(Dataset items)

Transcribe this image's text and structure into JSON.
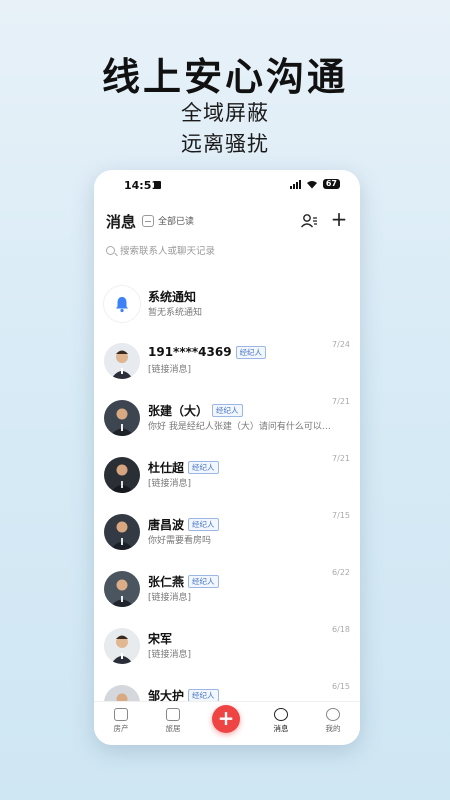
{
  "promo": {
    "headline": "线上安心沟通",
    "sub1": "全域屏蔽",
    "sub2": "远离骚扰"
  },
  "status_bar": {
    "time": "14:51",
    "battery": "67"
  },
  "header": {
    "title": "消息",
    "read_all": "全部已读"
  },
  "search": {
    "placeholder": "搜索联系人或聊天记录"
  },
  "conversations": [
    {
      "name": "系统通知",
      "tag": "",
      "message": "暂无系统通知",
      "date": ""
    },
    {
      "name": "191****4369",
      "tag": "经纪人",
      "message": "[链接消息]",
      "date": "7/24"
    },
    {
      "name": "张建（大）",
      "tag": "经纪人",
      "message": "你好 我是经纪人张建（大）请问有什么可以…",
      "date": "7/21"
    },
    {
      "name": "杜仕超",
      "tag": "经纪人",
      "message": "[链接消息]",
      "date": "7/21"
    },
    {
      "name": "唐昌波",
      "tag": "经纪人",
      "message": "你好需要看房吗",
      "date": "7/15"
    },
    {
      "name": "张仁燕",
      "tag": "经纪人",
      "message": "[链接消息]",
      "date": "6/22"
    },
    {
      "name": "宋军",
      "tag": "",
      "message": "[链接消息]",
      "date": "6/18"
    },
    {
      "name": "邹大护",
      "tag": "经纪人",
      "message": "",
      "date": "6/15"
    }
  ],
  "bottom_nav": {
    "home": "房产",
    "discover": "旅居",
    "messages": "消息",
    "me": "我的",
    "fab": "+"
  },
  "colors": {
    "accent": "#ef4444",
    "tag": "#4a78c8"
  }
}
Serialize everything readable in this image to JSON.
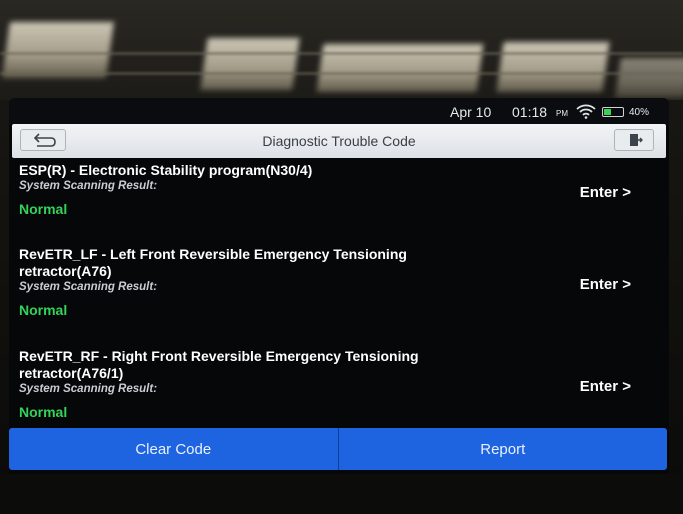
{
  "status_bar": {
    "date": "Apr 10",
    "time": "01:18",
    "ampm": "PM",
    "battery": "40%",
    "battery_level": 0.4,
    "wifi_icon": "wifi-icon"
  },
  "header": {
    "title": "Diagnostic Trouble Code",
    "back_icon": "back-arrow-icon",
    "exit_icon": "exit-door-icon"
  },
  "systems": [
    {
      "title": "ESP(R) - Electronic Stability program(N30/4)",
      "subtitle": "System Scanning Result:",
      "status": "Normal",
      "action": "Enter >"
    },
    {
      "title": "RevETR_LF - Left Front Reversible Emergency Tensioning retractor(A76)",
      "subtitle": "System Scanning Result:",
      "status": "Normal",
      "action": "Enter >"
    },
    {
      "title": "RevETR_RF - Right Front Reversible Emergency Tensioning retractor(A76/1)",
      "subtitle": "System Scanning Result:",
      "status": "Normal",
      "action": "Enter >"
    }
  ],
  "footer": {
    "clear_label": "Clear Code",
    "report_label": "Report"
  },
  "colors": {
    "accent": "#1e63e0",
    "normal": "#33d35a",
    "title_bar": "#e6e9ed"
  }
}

=== EXERCISE INSTRUCTIONS ===
Transcribe each line above verbatim, with the pictures left out.

=== REPLY ===
Transcribe this image's text and structure into JSON.
{
  "promo": {
    "headline": "线上安心沟通",
    "sub1": "全域屏蔽",
    "sub2": "远离骚扰"
  },
  "status_bar": {
    "time": "14:51",
    "battery": "67"
  },
  "header": {
    "title": "消息",
    "read_all": "全部已读"
  },
  "search": {
    "placeholder": "搜索联系人或聊天记录"
  },
  "conversations": [
    {
      "name": "系统通知",
      "tag": "",
      "message": "暂无系统通知",
      "date": ""
    },
    {
      "name": "191****4369",
      "tag": "经纪人",
      "message": "[链接消息]",
      "date": "7/24"
    },
    {
      "name": "张建（大）",
      "tag": "经纪人",
      "message": "你好 我是经纪人张建（大）请问有什么可以…",
      "date": "7/21"
    },
    {
      "name": "杜仕超",
      "tag": "经纪人",
      "message": "[链接消息]",
      "date": "7/21"
    },
    {
      "name": "唐昌波",
      "tag": "经纪人",
      "message": "你好需要看房吗",
      "date": "7/15"
    },
    {
      "name": "张仁燕",
      "tag": "经纪人",
      "message": "[链接消息]",
      "date": "6/22"
    },
    {
      "name": "宋军",
      "tag": "",
      "message": "[链接消息]",
      "date": "6/18"
    },
    {
      "name": "邹大护",
      "tag": "经纪人",
      "message": "",
      "date": "6/15"
    }
  ],
  "bottom_nav": {
    "home": "房产",
    "discover": "旅居",
    "messages": "消息",
    "me": "我的",
    "fab": "+"
  },
  "colors": {
    "accent": "#ef4444",
    "tag": "#4a78c8"
  }
}
Serialize everything readable in this image to JSON.
{
  "status_bar": {
    "date": "Apr 10",
    "time": "01:18",
    "ampm": "PM",
    "battery": "40%",
    "battery_level": 0.4,
    "wifi_icon": "wifi-icon"
  },
  "header": {
    "title": "Diagnostic Trouble Code",
    "back_icon": "back-arrow-icon",
    "exit_icon": "exit-door-icon"
  },
  "systems": [
    {
      "title": "ESP(R) - Electronic Stability program(N30/4)",
      "subtitle": "System Scanning Result:",
      "status": "Normal",
      "action": "Enter >"
    },
    {
      "title": "RevETR_LF - Left Front Reversible Emergency Tensioning retractor(A76)",
      "subtitle": "System Scanning Result:",
      "status": "Normal",
      "action": "Enter >"
    },
    {
      "title": "RevETR_RF - Right Front Reversible Emergency Tensioning retractor(A76/1)",
      "subtitle": "System Scanning Result:",
      "status": "Normal",
      "action": "Enter >"
    }
  ],
  "footer": {
    "clear_label": "Clear Code",
    "report_label": "Report"
  },
  "colors": {
    "accent": "#1e63e0",
    "normal": "#33d35a",
    "title_bar": "#e6e9ed"
  }
}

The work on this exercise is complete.